**INPUT FOR THIS TASK:**
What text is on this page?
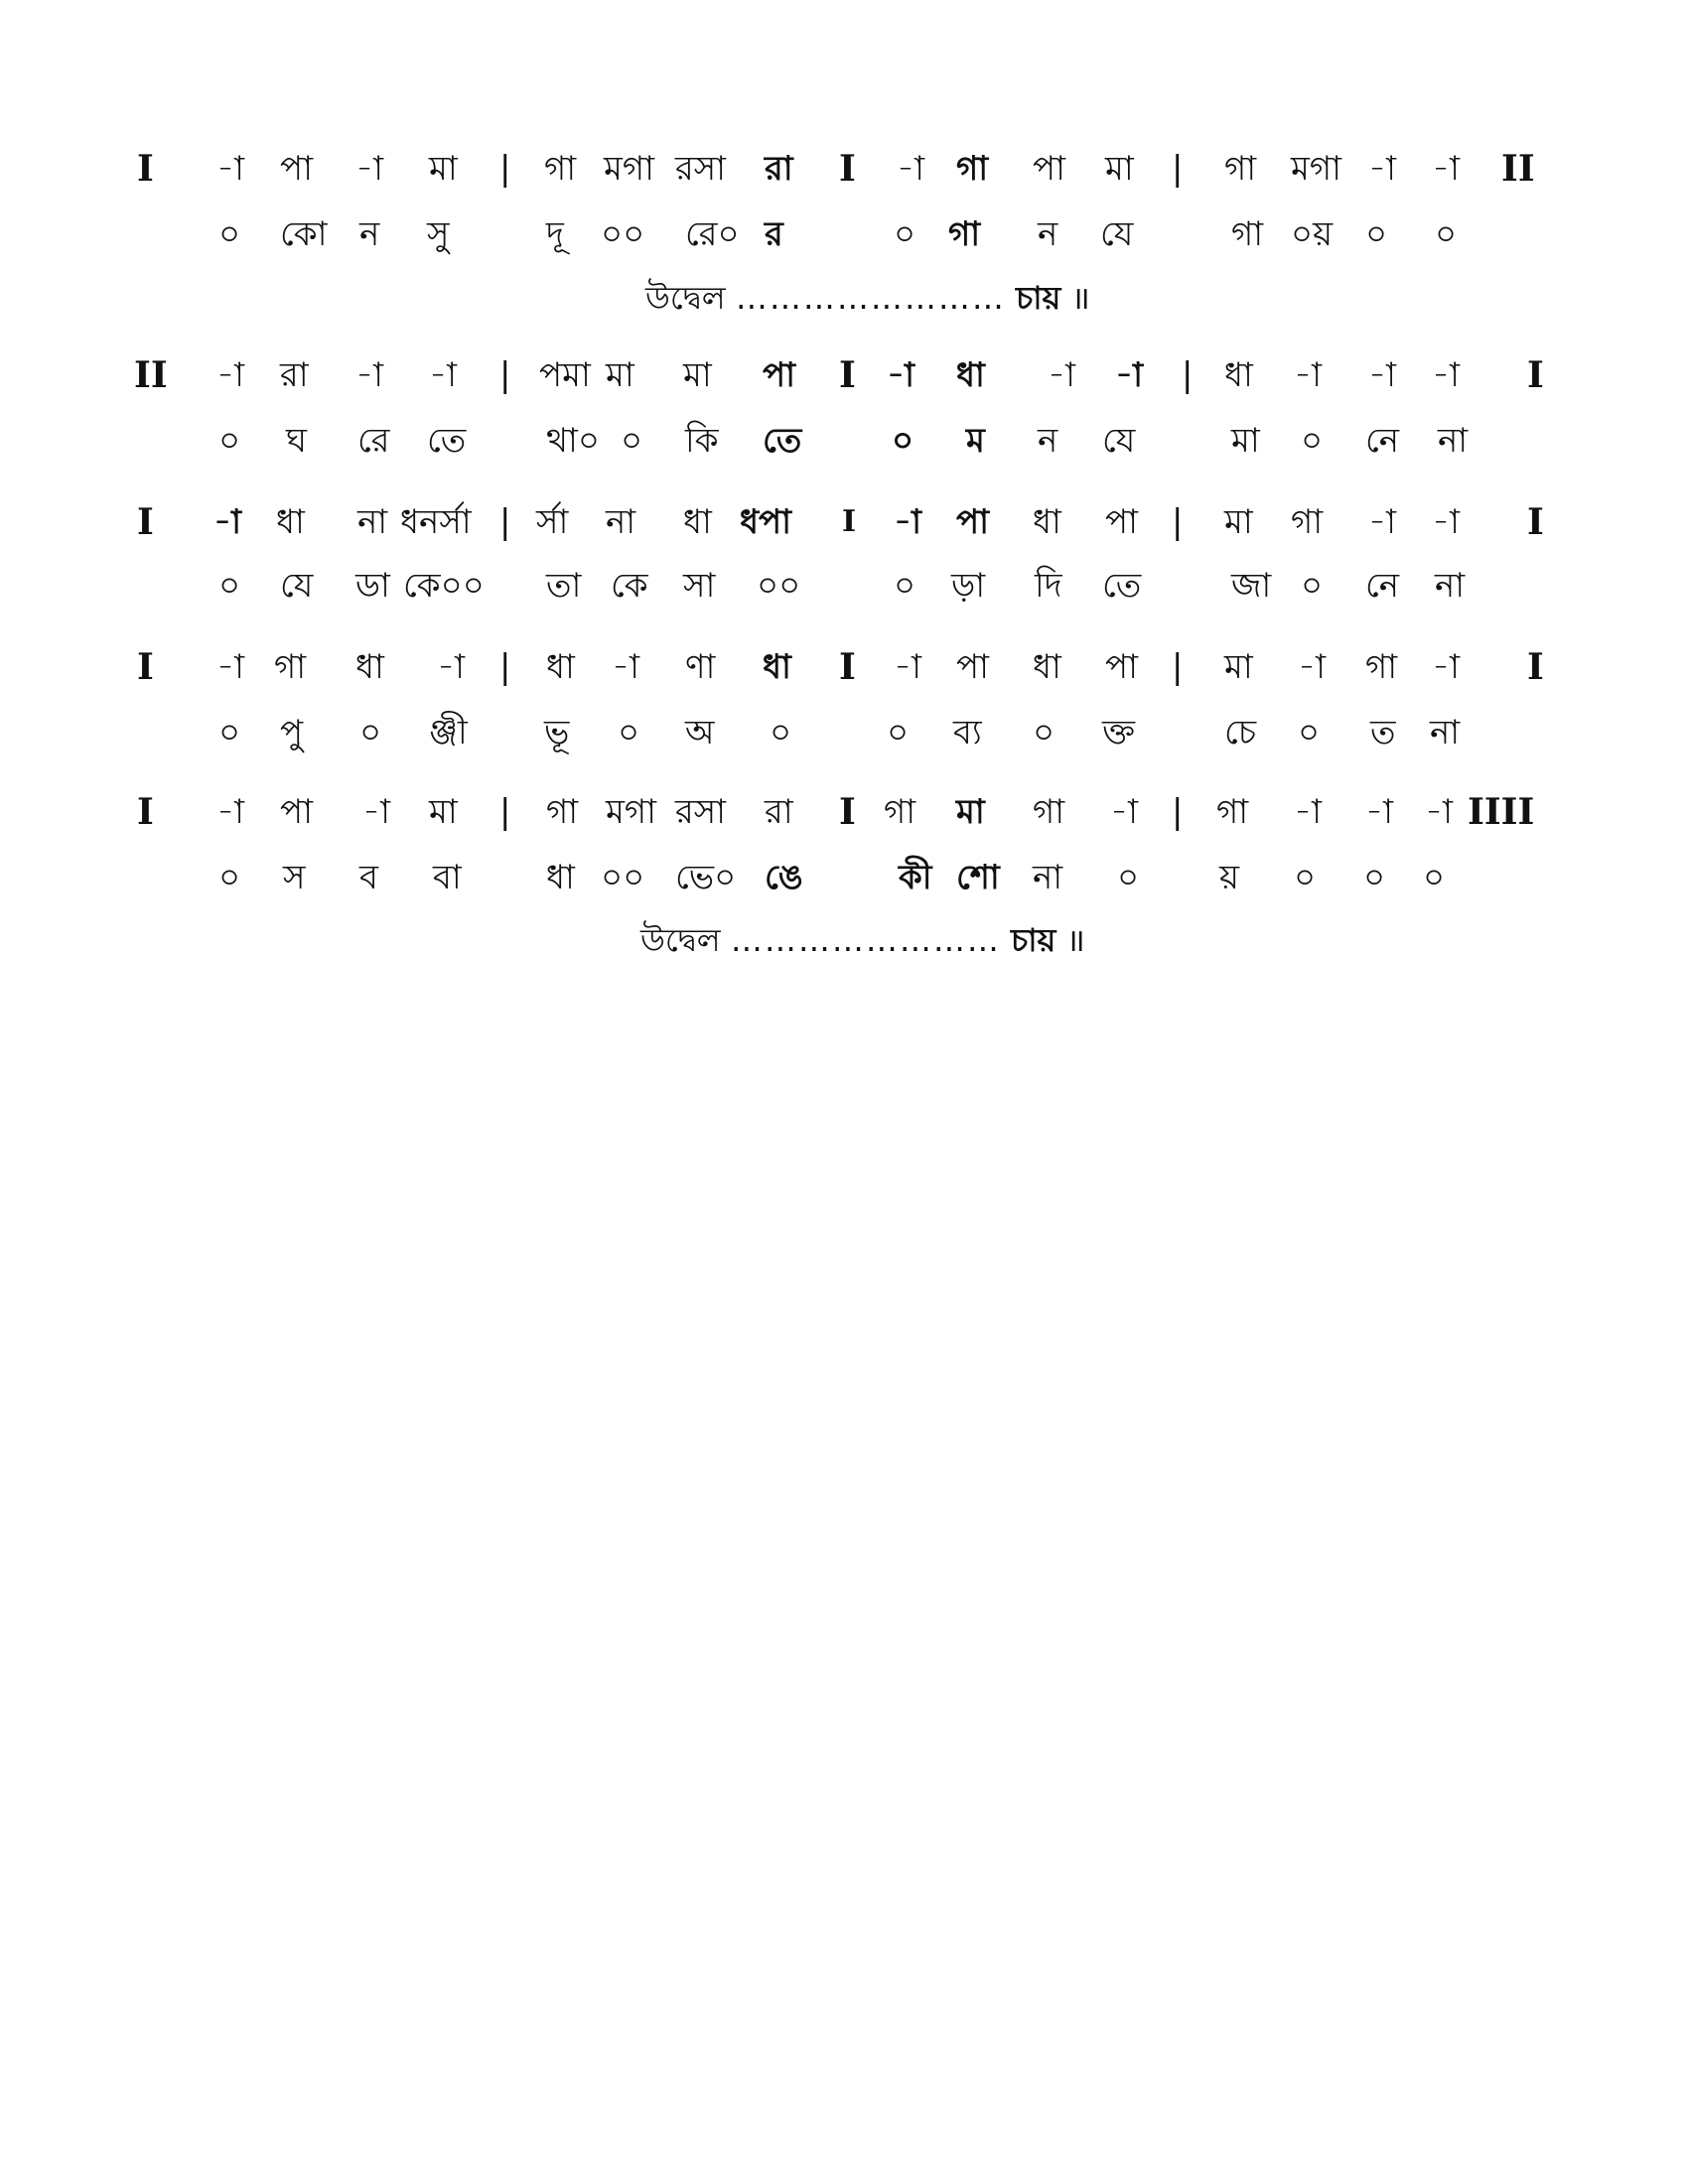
I -া পা -া মা | গা মগা রসা রা I -া গা পা মা | গা মগা -া -া II
০ কো ন সু	দূ ০০ রে০ র	০ গা ন যে	গা ০য় ০ ০
উদ্বেল …………………… চায় ॥
II -া রা -া -া | পমা মা মা পা I -া ধা -া -া | ধা -া -া -া I
০ ঘ রে তে থা০ ০ কি তে	০ ম ন যে	মা ০ নে না
I -া ধা না ধনর্সা | র্সা না ধা ধপা I -া পা ধা পা | মা গা -া -া I
০ যে ডা কে০০ তা কে সা ০০	০ ড়া দি তে	জা ০ নে না
I -া গা ধা -া | ধা -া ণা ধা I -া পা ধা পা | মা -া গা -া I
০ পু ০ ঞ্জী ভূ ০ অ ০	০ ব্য ০ ক্ত	চে ০ ত না
I -া পা -া মা | গা মগা রসা রা I গা মা গা -া | গা -া -া -া IIII
০ স ব বা	ধা ০০ ভে০ ঙে	কী শো না ০ য় ০ ০ ০
উদ্বেল …………………… চায় ॥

**EXERCISE OBJECTIVE:**
Skip the pictures and print each record exactly as it stands.

**FINAL RESULT:**
What text is on this page?
I -া পা -া মা | গা মগা রসা রা I -া গা পা মা | গা মগা -া -া II
০ কো ন সু	দূ ০০ রে০ র	০ গা ন যে	গা ০য় ০ ০
উদ্বেল …………………… চায় ॥
II -া রা -া -া | পমা মা মা পা I -া ধা -া -া | ধা -া -া -া I
০ ঘ রে তে থা০ ০ কি তে	০ ম ন যে	মা ০ নে না
I -া ধা না ধনর্সা | র্সা না ধা ধপা I -া পা ধা পা | মা গা -া -া I
০ যে ডা কে০০ তা কে সা ০০	০ ড়া দি তে	জা ০ নে না
I -া গা ধা -া | ধা -া ণা ধা I -া পা ধা পা | মা -া গা -া I
০ পু ০ ঞ্জী ভূ ০ অ ০	০ ব্য ০ ক্ত	চে ০ ত না
I -া পা -া মা | গা মগা রসা রা I গা মা গা -া | গা -া -া -া IIII
০ স ব বা	ধা ০০ ভে০ ঙে	কী শো না ০ য় ০ ০ ০
উদ্বেল …………………… চায় ॥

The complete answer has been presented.